[Saved data entries]
>>>>

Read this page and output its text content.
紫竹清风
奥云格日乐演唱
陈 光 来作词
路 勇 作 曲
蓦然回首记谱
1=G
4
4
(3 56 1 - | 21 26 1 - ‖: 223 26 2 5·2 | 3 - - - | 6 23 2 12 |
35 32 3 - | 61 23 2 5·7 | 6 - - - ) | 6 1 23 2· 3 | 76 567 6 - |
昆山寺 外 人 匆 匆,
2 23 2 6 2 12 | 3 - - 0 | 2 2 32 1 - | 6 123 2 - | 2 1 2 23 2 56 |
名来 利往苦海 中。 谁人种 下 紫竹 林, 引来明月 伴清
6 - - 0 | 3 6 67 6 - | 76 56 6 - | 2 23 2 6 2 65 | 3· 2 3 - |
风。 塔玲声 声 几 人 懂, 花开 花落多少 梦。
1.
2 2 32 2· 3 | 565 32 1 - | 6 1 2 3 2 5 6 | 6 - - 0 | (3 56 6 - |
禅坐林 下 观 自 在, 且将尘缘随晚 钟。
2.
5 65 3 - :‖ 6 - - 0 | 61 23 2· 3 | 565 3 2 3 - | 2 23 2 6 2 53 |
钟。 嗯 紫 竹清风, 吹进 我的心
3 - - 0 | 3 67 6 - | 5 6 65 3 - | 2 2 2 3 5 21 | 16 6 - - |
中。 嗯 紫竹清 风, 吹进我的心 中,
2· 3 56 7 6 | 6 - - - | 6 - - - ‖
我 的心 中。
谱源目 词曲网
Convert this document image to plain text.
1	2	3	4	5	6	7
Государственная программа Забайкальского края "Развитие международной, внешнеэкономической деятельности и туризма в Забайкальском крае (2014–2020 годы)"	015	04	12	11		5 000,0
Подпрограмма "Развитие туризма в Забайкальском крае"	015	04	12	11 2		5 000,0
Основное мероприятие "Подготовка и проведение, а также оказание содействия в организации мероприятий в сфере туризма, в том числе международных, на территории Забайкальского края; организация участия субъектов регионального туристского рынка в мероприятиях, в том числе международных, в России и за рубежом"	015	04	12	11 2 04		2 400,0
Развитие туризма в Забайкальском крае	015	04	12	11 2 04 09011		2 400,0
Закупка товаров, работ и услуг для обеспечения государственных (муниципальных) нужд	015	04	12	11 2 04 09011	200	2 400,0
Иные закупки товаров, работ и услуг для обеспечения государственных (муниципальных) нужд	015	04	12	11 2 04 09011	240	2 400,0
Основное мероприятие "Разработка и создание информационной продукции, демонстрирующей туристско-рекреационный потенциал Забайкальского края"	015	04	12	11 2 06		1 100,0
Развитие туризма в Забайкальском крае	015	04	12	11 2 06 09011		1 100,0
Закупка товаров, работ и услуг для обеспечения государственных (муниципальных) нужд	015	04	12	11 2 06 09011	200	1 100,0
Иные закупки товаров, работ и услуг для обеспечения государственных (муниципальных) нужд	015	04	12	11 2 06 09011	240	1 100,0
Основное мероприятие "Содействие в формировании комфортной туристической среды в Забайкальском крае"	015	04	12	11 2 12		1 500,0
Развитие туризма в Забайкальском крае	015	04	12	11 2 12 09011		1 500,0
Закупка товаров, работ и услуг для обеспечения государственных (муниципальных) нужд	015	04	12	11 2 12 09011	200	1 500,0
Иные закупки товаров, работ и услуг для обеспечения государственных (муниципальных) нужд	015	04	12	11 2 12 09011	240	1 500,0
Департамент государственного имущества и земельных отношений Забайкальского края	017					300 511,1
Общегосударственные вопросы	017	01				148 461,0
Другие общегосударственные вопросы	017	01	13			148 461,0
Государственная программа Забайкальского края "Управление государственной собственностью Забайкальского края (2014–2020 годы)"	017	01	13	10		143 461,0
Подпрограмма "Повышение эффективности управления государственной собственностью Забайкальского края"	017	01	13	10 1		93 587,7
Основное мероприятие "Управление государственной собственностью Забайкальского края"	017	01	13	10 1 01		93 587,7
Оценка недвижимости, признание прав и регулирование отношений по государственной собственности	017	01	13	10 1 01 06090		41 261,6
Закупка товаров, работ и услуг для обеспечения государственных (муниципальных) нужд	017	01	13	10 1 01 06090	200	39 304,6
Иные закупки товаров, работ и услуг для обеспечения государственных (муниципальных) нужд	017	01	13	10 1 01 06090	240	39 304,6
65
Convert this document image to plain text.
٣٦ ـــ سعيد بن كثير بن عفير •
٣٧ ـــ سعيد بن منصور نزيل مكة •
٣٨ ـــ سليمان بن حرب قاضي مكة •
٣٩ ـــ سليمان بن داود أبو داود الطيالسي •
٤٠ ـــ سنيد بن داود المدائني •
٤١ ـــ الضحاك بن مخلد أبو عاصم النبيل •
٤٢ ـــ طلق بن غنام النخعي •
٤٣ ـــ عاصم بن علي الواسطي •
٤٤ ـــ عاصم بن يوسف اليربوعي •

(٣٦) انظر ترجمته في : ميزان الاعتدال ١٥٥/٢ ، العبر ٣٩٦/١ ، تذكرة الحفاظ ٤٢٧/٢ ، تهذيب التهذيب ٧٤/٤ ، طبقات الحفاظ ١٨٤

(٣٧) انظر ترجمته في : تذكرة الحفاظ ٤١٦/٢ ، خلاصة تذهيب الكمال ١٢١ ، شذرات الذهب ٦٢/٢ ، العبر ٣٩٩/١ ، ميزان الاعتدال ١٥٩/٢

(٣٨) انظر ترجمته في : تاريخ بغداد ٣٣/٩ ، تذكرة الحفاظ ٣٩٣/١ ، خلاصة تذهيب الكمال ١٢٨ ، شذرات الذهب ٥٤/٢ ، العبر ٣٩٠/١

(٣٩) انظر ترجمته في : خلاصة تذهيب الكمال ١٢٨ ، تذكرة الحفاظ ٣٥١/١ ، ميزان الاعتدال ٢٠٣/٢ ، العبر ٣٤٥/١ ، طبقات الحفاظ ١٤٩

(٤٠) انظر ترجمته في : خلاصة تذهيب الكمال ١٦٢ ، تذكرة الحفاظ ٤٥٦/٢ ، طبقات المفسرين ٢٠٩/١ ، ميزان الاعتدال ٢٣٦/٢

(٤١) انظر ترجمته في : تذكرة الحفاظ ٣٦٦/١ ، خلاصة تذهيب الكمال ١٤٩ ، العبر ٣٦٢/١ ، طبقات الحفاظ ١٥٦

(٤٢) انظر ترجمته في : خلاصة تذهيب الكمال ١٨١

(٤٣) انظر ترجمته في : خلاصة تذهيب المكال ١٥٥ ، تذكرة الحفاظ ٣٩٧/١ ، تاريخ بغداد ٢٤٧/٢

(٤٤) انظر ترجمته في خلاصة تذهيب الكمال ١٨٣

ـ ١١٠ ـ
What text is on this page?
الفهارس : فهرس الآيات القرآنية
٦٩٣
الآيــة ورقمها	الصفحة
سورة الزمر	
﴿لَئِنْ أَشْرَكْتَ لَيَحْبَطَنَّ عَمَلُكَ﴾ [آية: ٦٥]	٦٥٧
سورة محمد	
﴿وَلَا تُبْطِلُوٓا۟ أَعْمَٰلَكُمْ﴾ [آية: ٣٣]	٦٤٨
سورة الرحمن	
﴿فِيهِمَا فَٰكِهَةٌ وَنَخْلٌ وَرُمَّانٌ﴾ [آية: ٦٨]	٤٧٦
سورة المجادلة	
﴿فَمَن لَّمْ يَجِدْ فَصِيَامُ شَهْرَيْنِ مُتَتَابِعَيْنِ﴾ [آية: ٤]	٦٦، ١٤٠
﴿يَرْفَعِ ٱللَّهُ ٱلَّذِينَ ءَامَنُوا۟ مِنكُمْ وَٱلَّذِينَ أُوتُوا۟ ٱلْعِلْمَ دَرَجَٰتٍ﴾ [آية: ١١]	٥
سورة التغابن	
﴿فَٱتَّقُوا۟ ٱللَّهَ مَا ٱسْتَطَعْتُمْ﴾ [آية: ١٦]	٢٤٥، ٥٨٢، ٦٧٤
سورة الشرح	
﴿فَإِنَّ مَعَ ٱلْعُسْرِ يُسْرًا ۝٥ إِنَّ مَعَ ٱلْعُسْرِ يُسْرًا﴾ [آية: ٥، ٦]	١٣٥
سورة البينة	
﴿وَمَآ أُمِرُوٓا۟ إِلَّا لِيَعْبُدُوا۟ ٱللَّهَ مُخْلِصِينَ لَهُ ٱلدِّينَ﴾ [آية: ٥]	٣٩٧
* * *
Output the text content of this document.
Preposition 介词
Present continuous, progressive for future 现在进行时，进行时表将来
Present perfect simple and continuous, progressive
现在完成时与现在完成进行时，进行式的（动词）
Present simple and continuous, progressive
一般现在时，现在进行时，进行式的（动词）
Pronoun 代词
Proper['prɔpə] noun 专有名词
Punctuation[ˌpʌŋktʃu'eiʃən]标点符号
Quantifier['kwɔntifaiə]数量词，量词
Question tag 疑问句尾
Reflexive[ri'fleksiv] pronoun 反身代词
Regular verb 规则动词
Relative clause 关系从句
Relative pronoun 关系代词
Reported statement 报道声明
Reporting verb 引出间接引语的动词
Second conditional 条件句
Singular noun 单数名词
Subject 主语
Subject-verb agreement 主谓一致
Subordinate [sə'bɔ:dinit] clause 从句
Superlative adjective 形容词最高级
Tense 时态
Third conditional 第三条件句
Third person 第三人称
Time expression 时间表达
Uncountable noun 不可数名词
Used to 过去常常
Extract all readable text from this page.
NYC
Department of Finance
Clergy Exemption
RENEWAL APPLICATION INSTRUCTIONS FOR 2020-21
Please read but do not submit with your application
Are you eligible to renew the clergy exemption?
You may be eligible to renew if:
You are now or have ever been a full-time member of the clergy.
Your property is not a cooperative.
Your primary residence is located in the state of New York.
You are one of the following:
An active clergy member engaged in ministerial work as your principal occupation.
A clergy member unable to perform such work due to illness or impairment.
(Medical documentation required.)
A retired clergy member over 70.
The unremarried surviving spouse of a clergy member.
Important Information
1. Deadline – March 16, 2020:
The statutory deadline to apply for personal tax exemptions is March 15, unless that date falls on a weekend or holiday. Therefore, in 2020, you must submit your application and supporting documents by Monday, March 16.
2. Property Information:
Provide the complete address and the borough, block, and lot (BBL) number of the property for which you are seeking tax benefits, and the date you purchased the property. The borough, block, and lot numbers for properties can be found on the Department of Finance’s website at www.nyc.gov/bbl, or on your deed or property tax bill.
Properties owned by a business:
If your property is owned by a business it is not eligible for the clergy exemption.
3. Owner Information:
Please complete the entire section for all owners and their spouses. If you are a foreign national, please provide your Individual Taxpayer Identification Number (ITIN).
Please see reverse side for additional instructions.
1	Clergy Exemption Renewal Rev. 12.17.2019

<<<<

Your task => Report all lines of the data that include the word "business".

The output =>
Properties owned by a business:
If your property is owned by a business it is not eligible for the clergy exemption.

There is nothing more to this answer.